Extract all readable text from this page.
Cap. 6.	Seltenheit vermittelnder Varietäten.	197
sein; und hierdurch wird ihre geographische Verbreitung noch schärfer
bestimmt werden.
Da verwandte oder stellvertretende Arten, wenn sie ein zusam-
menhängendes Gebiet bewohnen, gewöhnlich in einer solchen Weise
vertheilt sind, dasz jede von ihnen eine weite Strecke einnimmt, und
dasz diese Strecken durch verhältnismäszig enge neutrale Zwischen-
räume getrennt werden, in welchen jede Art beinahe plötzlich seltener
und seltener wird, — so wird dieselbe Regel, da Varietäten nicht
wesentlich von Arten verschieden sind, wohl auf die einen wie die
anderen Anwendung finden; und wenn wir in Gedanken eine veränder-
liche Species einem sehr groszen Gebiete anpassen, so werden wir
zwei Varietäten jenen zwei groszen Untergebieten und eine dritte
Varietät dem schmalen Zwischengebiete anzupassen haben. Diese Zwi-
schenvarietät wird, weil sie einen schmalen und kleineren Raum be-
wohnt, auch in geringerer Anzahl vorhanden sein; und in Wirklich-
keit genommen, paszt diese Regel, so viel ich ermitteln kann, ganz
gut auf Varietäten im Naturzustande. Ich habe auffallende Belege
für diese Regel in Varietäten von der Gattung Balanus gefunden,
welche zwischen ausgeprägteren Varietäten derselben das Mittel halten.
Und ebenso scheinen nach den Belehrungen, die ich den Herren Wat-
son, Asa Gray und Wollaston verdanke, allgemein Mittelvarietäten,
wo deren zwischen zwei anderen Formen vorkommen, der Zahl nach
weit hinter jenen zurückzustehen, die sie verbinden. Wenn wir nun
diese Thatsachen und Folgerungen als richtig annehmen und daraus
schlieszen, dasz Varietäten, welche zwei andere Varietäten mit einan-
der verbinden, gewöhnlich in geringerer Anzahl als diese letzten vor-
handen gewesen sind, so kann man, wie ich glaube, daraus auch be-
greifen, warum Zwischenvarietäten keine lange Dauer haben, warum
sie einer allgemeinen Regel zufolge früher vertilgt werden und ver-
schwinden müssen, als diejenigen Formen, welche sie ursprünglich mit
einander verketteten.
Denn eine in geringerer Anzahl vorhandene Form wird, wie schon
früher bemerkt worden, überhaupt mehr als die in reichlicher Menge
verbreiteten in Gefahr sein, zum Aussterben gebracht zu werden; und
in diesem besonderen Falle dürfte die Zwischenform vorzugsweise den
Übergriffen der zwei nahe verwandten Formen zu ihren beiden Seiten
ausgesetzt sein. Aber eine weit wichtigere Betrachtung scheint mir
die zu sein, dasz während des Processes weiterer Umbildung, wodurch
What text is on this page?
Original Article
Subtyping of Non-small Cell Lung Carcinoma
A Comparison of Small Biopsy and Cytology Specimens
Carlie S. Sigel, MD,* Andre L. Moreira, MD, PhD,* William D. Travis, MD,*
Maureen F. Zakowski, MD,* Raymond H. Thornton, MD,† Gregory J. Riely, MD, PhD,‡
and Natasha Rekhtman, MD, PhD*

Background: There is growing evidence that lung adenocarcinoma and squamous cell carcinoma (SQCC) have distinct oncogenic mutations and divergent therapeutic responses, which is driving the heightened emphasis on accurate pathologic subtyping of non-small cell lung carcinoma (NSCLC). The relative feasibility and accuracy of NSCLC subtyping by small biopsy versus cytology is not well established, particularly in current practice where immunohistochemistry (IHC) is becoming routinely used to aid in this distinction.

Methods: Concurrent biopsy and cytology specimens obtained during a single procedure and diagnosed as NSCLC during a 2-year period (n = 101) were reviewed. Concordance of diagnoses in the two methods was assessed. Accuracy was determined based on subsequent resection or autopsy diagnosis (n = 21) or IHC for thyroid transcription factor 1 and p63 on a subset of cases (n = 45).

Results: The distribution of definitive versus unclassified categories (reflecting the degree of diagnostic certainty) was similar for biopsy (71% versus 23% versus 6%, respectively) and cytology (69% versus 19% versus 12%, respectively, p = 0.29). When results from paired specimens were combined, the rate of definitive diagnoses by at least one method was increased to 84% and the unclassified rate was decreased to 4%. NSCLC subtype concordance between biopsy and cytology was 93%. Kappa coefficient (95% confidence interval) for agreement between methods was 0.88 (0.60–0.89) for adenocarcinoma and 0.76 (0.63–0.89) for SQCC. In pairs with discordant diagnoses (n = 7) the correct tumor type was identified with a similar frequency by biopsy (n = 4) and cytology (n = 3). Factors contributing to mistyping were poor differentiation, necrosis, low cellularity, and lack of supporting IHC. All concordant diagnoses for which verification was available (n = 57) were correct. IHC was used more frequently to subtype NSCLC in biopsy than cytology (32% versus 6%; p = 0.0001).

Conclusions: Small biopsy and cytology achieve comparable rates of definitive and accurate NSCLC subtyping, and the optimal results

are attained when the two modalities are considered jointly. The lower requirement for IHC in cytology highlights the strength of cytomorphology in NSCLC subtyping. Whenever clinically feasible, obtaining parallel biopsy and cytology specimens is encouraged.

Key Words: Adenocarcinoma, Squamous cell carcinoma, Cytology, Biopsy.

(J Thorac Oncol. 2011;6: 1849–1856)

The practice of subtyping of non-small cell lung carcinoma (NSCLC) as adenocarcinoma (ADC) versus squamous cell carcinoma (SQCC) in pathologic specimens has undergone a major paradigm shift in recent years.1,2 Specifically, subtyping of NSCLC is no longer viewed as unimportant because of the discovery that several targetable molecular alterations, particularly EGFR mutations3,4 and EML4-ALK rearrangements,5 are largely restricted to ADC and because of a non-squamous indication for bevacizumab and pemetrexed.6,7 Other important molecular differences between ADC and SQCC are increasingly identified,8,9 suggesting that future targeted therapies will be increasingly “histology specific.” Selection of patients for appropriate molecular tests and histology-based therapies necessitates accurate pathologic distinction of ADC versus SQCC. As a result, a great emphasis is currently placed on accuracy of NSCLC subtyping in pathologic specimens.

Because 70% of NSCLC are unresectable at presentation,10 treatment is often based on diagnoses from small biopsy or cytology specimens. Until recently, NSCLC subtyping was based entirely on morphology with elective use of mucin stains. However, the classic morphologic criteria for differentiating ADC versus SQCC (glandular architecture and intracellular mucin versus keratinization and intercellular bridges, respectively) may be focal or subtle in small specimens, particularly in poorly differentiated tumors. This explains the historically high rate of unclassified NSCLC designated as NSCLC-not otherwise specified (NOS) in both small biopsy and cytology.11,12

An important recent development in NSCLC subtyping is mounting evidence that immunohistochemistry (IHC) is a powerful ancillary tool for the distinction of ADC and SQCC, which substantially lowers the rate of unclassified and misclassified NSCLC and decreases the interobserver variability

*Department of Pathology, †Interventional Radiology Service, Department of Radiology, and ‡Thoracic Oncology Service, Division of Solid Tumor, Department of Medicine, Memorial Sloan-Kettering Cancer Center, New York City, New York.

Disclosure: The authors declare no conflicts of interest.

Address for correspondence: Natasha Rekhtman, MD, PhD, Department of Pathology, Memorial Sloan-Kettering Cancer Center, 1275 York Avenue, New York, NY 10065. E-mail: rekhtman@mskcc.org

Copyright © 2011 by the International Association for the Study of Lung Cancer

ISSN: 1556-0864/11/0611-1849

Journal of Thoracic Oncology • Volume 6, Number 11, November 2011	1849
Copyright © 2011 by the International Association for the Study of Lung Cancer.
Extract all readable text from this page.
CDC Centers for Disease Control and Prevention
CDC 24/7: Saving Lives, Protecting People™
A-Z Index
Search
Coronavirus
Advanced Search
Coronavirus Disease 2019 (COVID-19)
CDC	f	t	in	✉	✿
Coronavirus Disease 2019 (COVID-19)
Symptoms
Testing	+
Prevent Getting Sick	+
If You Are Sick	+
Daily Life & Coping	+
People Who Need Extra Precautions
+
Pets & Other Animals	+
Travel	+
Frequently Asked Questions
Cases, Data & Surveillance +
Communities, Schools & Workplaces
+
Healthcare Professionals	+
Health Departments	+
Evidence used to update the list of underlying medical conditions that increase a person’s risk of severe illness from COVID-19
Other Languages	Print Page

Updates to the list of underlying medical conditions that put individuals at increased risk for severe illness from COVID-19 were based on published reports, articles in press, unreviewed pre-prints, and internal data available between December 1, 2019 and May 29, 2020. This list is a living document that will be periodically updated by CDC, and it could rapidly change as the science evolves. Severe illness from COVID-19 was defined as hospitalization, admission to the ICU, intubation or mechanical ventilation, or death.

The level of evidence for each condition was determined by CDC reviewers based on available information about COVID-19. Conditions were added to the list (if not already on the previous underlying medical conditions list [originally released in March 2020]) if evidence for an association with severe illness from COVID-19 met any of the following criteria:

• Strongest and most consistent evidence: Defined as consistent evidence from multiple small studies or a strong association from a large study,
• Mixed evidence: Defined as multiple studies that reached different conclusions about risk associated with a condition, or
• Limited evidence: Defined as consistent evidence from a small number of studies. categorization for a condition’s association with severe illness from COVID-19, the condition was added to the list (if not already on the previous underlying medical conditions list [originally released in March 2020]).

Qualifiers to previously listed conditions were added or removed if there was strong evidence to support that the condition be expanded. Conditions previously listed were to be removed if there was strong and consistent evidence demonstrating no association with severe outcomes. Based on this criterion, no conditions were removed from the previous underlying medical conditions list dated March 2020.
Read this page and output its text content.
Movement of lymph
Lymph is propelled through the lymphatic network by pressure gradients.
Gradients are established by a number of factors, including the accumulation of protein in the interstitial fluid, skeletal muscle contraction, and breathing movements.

:: ASSIGNED TASK ::
Scan the material above for the string "sind". Copy each line that holds it.

:: EXERCISE RESULT ::
vertheilt sind, dasz jede von ihnen eine weite Strecke einnimmt, und
wesentlich von Arten verschieden sind, wohl auf die einen wie die
handen gewesen sind, so kann man, wie ich glaube, daraus auch be-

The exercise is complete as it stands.